## REQUEST
Every entry that follows needs to be repeated exactly.

— start of RECORDS FOR PROCESSING —

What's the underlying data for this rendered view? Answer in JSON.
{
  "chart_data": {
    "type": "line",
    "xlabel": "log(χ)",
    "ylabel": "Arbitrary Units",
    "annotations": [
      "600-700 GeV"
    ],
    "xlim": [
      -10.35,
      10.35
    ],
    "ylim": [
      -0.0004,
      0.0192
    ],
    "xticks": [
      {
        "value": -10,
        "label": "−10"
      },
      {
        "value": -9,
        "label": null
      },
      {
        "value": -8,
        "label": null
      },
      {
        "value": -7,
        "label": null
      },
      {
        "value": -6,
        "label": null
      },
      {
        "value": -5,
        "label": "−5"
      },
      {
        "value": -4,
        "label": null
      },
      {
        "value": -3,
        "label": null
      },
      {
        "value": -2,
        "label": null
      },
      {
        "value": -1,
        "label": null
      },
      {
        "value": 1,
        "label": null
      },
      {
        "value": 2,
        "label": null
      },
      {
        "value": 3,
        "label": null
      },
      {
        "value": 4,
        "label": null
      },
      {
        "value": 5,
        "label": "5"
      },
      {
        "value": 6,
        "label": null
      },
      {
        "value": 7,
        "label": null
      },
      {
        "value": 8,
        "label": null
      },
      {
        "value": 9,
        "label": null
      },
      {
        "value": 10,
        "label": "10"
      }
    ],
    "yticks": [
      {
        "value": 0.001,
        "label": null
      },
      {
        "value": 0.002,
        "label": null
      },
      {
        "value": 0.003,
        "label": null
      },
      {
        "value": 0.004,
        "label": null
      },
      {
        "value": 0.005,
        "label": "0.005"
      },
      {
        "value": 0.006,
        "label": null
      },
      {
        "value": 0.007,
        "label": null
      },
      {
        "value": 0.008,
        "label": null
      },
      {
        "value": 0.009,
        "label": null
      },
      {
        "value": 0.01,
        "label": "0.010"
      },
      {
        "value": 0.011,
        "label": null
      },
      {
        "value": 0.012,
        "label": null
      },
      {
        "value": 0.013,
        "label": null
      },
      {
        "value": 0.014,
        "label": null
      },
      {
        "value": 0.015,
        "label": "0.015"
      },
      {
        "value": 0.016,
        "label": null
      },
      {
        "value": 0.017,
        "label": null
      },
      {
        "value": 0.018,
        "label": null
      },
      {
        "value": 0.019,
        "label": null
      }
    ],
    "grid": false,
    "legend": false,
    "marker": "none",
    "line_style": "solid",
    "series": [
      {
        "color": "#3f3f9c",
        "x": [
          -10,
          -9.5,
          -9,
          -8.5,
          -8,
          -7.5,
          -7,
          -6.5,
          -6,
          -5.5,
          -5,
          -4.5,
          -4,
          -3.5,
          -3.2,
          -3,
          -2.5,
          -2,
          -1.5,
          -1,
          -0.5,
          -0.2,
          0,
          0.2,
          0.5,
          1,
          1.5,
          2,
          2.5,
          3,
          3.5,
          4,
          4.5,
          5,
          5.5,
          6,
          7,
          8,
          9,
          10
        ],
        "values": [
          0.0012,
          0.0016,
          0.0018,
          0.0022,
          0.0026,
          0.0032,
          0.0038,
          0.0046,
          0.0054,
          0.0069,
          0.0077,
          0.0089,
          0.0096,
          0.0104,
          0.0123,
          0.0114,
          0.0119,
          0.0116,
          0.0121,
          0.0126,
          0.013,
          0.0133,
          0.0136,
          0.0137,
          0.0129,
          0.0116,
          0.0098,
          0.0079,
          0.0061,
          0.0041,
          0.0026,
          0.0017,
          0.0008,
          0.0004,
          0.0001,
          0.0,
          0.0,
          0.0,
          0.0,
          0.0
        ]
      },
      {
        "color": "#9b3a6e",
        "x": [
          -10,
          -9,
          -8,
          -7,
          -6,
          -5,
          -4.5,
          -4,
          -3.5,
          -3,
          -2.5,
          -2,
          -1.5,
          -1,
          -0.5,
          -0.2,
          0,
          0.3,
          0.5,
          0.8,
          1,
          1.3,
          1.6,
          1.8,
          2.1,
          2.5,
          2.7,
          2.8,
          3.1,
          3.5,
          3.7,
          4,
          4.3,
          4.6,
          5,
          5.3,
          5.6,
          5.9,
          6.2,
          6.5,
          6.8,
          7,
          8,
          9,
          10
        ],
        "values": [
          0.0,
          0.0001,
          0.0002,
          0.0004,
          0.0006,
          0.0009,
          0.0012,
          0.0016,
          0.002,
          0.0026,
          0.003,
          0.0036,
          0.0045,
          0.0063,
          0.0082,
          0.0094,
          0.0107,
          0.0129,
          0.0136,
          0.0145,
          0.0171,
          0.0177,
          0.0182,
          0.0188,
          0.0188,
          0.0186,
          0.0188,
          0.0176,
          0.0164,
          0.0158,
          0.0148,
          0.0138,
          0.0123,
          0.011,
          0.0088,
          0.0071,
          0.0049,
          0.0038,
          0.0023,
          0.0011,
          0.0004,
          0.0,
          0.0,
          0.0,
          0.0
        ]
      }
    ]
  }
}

— end of RECORDS FOR PROCESSING —

## EXPECTED ANSWER
What's the underlying data for this rendered view? Answer in JSON.
{
  "chart_data": {
    "type": "line",
    "xlabel": "log(χ)",
    "ylabel": "Arbitrary Units",
    "annotations": [
      "600-700 GeV"
    ],
    "xlim": [
      -10.35,
      10.35
    ],
    "ylim": [
      -0.0004,
      0.0192
    ],
    "xticks": [
      {
        "value": -10,
        "label": "−10"
      },
      {
        "value": -9,
        "label": null
      },
      {
        "value": -8,
        "label": null
      },
      {
        "value": -7,
        "label": null
      },
      {
        "value": -6,
        "label": null
      },
      {
        "value": -5,
        "label": "−5"
      },
      {
        "value": -4,
        "label": null
      },
      {
        "value": -3,
        "label": null
      },
      {
        "value": -2,
        "label": null
      },
      {
        "value": -1,
        "label": null
      },
      {
        "value": 1,
        "label": null
      },
      {
        "value": 2,
        "label": null
      },
      {
        "value": 3,
        "label": null
      },
      {
        "value": 4,
        "label": null
      },
      {
        "value": 5,
        "label": "5"
      },
      {
        "value": 6,
        "label": null
      },
      {
        "value": 7,
        "label": null
      },
      {
        "value": 8,
        "label": null
      },
      {
        "value": 9,
        "label": null
      },
      {
        "value": 10,
        "label": "10"
      }
    ],
    "yticks": [
      {
        "value": 0.001,
        "label": null
      },
      {
        "value": 0.002,
        "label": null
      },
      {
        "value": 0.003,
        "label": null
      },
      {
        "value": 0.004,
        "label": null
      },
      {
        "value": 0.005,
        "label": "0.005"
      },
      {
        "value": 0.006,
        "label": null
      },
      {
        "value": 0.007,
        "label": null
      },
      {
        "value": 0.008,
        "label": null
      },
      {
        "value": 0.009,
        "label": null
      },
      {
        "value": 0.01,
        "label": "0.010"
      },
      {
        "value": 0.011,
        "label": null
      },
      {
        "value": 0.012,
        "label": null
      },
      {
        "value": 0.013,
        "label": null
      },
      {
        "value": 0.014,
        "label": null
      },
      {
        "value": 0.015,
        "label": "0.015"
      },
      {
        "value": 0.016,
        "label": null
      },
      {
        "value": 0.017,
        "label": null
      },
      {
        "value": 0.018,
        "label": null
      },
      {
        "value": 0.019,
        "label": null
      }
    ],
    "grid": false,
    "legend": false,
    "marker": "none",
    "line_style": "solid",
    "series": [
      {
        "color": "#3f3f9c",
        "x": [
          -10,
          -9.5,
          -9,
          -8.5,
          -8,
          -7.5,
          -7,
          -6.5,
          -6,
          -5.5,
          -5,
          -4.5,
          -4,
          -3.5,
          -3.2,
          -3,
          -2.5,
          -2,
          -1.5,
          -1,
          -0.5,
          -0.2,
          0,
          0.2,
          0.5,
          1,
          1.5,
          2,
          2.5,
          3,
          3.5,
          4,
          4.5,
          5,
          5.5,
          6,
          7,
          8,
          9,
          10
        ],
        "values": [
          0.0012,
          0.0016,
          0.0018,
          0.0022,
          0.0026,
          0.0032,
          0.0038,
          0.0046,
          0.0054,
          0.0069,
          0.0077,
          0.0089,
          0.0096,
          0.0104,
          0.0123,
          0.0114,
          0.0119,
          0.0116,
          0.0121,
          0.0126,
          0.013,
          0.0133,
          0.0136,
          0.0137,
          0.0129,
          0.0116,
          0.0098,
          0.0079,
          0.0061,
          0.0041,
          0.0026,
          0.0017,
          0.0008,
          0.0004,
          0.0001,
          0.0,
          0.0,
          0.0,
          0.0,
          0.0
        ]
      },
      {
        "color": "#9b3a6e",
        "x": [
          -10,
          -9,
          -8,
          -7,
          -6,
          -5,
          -4.5,
          -4,
          -3.5,
          -3,
          -2.5,
          -2,
          -1.5,
          -1,
          -0.5,
          -0.2,
          0,
          0.3,
          0.5,
          0.8,
          1,
          1.3,
          1.6,
          1.8,
          2.1,
          2.5,
          2.7,
          2.8,
          3.1,
          3.5,
          3.7,
          4,
          4.3,
          4.6,
          5,
          5.3,
          5.6,
          5.9,
          6.2,
          6.5,
          6.8,
          7,
          8,
          9,
          10
        ],
        "values": [
          0.0,
          0.0001,
          0.0002,
          0.0004,
          0.0006,
          0.0009,
          0.0012,
          0.0016,
          0.002,
          0.0026,
          0.003,
          0.0036,
          0.0045,
          0.0063,
          0.0082,
          0.0094,
          0.0107,
          0.0129,
          0.0136,
          0.0145,
          0.0171,
          0.0177,
          0.0182,
          0.0188,
          0.0188,
          0.0186,
          0.0188,
          0.0176,
          0.0164,
          0.0158,
          0.0148,
          0.0138,
          0.0123,
          0.011,
          0.0088,
          0.0071,
          0.0049,
          0.0038,
          0.0023,
          0.0011,
          0.0004,
          0.0,
          0.0,
          0.0,
          0.0
        ]
      }
    ]
  }
}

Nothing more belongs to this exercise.